Print, please, the line that contains "Parse this screenshot: output" and each line after it to the end of the entries, unchanged and with nothing else.

--- Exercise materials ---
● ● ● ● ● ● ●

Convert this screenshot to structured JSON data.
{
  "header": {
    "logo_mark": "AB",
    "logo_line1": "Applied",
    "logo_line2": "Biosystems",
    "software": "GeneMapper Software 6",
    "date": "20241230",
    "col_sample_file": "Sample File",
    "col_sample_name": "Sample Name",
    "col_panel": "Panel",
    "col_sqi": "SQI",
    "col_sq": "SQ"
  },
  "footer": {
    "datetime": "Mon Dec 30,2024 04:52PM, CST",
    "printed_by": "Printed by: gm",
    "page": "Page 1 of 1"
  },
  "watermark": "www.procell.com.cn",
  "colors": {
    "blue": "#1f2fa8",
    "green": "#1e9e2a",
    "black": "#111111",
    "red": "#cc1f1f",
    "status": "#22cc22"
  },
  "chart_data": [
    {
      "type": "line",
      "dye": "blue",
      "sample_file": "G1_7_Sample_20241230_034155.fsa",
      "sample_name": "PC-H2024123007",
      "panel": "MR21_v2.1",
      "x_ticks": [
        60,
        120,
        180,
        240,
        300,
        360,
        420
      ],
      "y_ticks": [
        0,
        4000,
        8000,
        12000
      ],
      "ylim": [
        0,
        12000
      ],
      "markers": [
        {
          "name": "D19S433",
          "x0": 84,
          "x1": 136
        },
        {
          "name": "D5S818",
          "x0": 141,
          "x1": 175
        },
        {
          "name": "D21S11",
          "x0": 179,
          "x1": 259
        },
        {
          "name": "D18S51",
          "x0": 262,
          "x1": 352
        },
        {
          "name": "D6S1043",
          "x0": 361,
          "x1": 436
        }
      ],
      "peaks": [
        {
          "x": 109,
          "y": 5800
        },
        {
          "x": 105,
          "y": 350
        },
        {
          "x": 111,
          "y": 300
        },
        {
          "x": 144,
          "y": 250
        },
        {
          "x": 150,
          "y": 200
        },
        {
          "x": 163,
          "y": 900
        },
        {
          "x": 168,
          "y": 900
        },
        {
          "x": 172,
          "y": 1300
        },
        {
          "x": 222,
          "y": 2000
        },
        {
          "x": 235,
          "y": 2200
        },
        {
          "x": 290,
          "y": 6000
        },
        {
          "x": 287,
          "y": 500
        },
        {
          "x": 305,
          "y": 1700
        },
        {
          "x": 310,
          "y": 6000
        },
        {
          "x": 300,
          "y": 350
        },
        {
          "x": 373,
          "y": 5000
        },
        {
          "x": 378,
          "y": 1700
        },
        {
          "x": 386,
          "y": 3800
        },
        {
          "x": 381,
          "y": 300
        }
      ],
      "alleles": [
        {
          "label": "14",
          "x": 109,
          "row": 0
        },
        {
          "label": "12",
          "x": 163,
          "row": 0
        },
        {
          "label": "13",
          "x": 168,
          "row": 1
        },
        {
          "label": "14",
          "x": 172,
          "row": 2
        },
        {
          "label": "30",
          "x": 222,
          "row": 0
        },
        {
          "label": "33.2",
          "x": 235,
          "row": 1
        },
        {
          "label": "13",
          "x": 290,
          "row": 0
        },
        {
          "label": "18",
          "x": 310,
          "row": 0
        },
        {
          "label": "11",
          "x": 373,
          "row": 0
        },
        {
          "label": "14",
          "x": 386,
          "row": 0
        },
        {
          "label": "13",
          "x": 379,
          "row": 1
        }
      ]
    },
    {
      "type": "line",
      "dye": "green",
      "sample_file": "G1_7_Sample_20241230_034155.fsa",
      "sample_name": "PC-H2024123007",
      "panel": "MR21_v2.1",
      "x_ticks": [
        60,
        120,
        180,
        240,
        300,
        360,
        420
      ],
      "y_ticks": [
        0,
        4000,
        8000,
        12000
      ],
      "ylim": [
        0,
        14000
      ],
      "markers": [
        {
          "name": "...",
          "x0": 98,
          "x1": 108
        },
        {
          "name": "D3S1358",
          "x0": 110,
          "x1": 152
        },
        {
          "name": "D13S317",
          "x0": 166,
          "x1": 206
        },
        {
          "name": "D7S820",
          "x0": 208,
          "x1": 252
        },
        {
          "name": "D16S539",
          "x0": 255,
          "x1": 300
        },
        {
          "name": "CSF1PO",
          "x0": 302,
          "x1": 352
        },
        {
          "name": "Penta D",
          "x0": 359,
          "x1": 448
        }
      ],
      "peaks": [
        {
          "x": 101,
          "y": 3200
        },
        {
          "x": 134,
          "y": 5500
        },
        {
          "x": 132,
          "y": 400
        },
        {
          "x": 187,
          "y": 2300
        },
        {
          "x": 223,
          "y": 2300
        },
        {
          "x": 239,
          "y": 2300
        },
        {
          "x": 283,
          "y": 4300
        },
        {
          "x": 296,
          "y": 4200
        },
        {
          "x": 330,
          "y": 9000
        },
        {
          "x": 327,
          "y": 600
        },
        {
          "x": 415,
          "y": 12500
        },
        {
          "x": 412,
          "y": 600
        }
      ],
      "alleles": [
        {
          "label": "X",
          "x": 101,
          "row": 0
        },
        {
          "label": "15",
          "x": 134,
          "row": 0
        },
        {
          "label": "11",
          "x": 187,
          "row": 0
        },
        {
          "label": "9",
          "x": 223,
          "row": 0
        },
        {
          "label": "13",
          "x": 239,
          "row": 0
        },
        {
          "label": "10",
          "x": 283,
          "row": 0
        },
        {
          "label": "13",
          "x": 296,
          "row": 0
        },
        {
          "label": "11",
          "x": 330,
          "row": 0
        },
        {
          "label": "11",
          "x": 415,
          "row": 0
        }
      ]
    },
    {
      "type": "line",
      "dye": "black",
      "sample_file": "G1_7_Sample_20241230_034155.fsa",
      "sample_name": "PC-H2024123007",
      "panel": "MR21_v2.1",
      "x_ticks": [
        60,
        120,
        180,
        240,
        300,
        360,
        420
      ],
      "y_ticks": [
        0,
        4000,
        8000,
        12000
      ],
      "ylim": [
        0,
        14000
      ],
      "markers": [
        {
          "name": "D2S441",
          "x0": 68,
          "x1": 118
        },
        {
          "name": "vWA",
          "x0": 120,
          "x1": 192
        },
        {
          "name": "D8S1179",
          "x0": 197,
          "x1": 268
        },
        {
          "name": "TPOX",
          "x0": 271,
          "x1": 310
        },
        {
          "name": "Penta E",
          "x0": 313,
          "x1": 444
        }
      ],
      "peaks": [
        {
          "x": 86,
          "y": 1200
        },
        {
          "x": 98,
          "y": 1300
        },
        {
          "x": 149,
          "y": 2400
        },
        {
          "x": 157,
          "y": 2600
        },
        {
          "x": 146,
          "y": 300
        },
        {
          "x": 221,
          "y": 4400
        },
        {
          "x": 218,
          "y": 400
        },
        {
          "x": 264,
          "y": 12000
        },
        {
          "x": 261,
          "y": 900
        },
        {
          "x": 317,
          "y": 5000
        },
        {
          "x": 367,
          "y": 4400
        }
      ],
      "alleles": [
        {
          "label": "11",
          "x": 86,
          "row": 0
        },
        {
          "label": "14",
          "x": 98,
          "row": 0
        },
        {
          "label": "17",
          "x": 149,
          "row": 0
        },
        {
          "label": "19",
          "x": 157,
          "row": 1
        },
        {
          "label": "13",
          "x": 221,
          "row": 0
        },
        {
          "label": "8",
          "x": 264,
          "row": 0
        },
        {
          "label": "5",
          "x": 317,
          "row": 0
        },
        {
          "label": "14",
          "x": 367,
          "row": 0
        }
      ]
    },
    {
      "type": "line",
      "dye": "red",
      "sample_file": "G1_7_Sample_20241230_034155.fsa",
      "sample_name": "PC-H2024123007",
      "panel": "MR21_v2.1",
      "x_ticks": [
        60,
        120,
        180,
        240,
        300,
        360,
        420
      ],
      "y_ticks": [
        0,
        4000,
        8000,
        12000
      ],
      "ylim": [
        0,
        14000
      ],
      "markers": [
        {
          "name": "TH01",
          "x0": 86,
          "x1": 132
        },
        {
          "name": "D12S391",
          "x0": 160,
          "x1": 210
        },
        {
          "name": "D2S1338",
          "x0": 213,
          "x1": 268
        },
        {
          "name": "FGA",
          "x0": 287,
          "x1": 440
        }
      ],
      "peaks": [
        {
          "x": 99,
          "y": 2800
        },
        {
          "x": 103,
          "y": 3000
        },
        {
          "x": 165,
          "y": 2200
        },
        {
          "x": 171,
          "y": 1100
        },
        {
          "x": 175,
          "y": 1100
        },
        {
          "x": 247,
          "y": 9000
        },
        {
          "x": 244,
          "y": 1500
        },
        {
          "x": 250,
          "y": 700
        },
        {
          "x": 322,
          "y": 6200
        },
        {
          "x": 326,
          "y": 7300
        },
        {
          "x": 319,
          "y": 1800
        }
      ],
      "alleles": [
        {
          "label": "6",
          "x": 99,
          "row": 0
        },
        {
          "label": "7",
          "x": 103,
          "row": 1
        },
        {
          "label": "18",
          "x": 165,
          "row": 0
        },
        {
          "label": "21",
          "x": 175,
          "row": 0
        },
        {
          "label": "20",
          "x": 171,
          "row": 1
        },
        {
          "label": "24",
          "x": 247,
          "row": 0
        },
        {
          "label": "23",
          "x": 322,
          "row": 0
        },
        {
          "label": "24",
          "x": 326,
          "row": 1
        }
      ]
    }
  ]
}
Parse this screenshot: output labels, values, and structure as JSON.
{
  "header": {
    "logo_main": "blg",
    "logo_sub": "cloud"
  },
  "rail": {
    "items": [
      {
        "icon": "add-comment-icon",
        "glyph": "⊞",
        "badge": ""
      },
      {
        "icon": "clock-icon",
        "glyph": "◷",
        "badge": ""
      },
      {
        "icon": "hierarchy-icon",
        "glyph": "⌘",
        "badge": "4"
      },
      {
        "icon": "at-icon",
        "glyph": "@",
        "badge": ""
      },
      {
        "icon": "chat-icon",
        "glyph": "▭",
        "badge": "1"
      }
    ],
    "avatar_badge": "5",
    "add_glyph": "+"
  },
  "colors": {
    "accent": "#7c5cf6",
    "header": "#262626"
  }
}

● ● ● ● ● ● ●

--- The response ---
Parse this screenshot: output labels, values, and structure as JSON.
{
  "header": {
    "logo_main": "blg",
    "logo_sub": "cloud"
  },
  "rail": {
    "items": [
      {
        "icon": "add-comment-icon",
        "glyph": "⊞",
        "badge": ""
      },
      {
        "icon": "clock-icon",
        "glyph": "◷",
        "badge": ""
      },
      {
        "icon": "hierarchy-icon",
        "glyph": "⌘",
        "badge": "4"
      },
      {
        "icon": "at-icon",
        "glyph": "@",
        "badge": ""
      },
      {
        "icon": "chat-icon",
        "glyph": "▭",
        "badge": "1"
      }
    ],
    "avatar_badge": "5",
    "add_glyph": "+"
  },
  "colors": {
    "accent": "#7c5cf6",
    "header": "#262626"
  }
}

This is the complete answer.